- [What this task involves] Output each line of the listing that follows, with every character kept as it is.

- [Extracted records]
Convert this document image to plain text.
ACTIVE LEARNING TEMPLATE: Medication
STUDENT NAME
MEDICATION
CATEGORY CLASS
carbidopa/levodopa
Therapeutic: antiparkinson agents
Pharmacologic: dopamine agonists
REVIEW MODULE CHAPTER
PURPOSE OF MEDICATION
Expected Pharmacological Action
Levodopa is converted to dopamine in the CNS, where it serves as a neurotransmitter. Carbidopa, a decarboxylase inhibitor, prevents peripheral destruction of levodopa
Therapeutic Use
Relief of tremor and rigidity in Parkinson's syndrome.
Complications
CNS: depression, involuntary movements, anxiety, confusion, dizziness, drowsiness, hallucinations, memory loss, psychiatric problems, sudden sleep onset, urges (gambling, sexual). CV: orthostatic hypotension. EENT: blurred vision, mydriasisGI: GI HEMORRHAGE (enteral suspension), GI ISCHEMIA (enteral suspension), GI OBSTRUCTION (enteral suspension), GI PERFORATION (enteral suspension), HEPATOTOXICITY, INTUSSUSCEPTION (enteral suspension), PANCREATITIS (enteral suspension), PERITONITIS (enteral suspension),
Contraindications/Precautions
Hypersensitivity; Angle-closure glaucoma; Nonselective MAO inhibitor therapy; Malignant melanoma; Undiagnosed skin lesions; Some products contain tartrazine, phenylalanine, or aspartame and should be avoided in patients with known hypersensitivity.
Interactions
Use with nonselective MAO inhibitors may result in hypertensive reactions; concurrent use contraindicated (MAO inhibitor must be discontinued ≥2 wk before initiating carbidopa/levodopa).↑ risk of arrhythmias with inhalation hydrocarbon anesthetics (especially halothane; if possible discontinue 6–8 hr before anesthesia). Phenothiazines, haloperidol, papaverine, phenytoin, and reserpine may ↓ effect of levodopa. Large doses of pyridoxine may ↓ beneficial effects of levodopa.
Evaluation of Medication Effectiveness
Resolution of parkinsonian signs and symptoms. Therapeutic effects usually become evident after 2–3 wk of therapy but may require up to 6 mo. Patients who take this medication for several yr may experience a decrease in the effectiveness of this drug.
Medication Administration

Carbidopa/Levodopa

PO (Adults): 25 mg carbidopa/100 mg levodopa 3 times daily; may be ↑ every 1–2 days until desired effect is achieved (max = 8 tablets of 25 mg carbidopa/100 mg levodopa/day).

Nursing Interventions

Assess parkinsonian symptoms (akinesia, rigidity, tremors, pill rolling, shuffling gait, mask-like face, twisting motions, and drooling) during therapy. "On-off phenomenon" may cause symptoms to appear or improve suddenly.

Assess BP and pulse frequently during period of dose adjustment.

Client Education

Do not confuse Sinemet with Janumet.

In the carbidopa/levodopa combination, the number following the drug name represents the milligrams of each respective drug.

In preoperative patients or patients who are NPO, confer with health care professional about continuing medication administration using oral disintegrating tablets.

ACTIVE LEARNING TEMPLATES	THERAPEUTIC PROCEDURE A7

- [Problem solution]
Convert this document image to plain text.
ACTIVE LEARNING TEMPLATE: Medication
STUDENT NAME
MEDICATION
CATEGORY CLASS
carbidopa/levodopa
Therapeutic: antiparkinson agents
Pharmacologic: dopamine agonists
REVIEW MODULE CHAPTER
PURPOSE OF MEDICATION
Expected Pharmacological Action
Levodopa is converted to dopamine in the CNS, where it serves as a neurotransmitter. Carbidopa, a decarboxylase inhibitor, prevents peripheral destruction of levodopa
Therapeutic Use
Relief of tremor and rigidity in Parkinson's syndrome.
Complications
CNS: depression, involuntary movements, anxiety, confusion, dizziness, drowsiness, hallucinations, memory loss, psychiatric problems, sudden sleep onset, urges (gambling, sexual). CV: orthostatic hypotension. EENT: blurred vision, mydriasisGI: GI HEMORRHAGE (enteral suspension), GI ISCHEMIA (enteral suspension), GI OBSTRUCTION (enteral suspension), GI PERFORATION (enteral suspension), HEPATOTOXICITY, INTUSSUSCEPTION (enteral suspension), PANCREATITIS (enteral suspension), PERITONITIS (enteral suspension),
Contraindications/Precautions
Hypersensitivity; Angle-closure glaucoma; Nonselective MAO inhibitor therapy; Malignant melanoma; Undiagnosed skin lesions; Some products contain tartrazine, phenylalanine, or aspartame and should be avoided in patients with known hypersensitivity.
Interactions
Use with nonselective MAO inhibitors may result in hypertensive reactions; concurrent use contraindicated (MAO inhibitor must be discontinued ≥2 wk before initiating carbidopa/levodopa).↑ risk of arrhythmias with inhalation hydrocarbon anesthetics (especially halothane; if possible discontinue 6–8 hr before anesthesia). Phenothiazines, haloperidol, papaverine, phenytoin, and reserpine may ↓ effect of levodopa. Large doses of pyridoxine may ↓ beneficial effects of levodopa.
Evaluation of Medication Effectiveness
Resolution of parkinsonian signs and symptoms. Therapeutic effects usually become evident after 2–3 wk of therapy but may require up to 6 mo. Patients who take this medication for several yr may experience a decrease in the effectiveness of this drug.
Medication Administration

Carbidopa/Levodopa

PO (Adults): 25 mg carbidopa/100 mg levodopa 3 times daily; may be ↑ every 1–2 days until desired effect is achieved (max = 8 tablets of 25 mg carbidopa/100 mg levodopa/day).

Nursing Interventions

Assess parkinsonian symptoms (akinesia, rigidity, tremors, pill rolling, shuffling gait, mask-like face, twisting motions, and drooling) during therapy. "On-off phenomenon" may cause symptoms to appear or improve suddenly.

Assess BP and pulse frequently during period of dose adjustment.

Client Education

Do not confuse Sinemet with Janumet.

In the carbidopa/levodopa combination, the number following the drug name represents the milligrams of each respective drug.

In preoperative patients or patients who are NPO, confer with health care professional about continuing medication administration using oral disintegrating tablets.

ACTIVE LEARNING TEMPLATES	THERAPEUTIC PROCEDURE A7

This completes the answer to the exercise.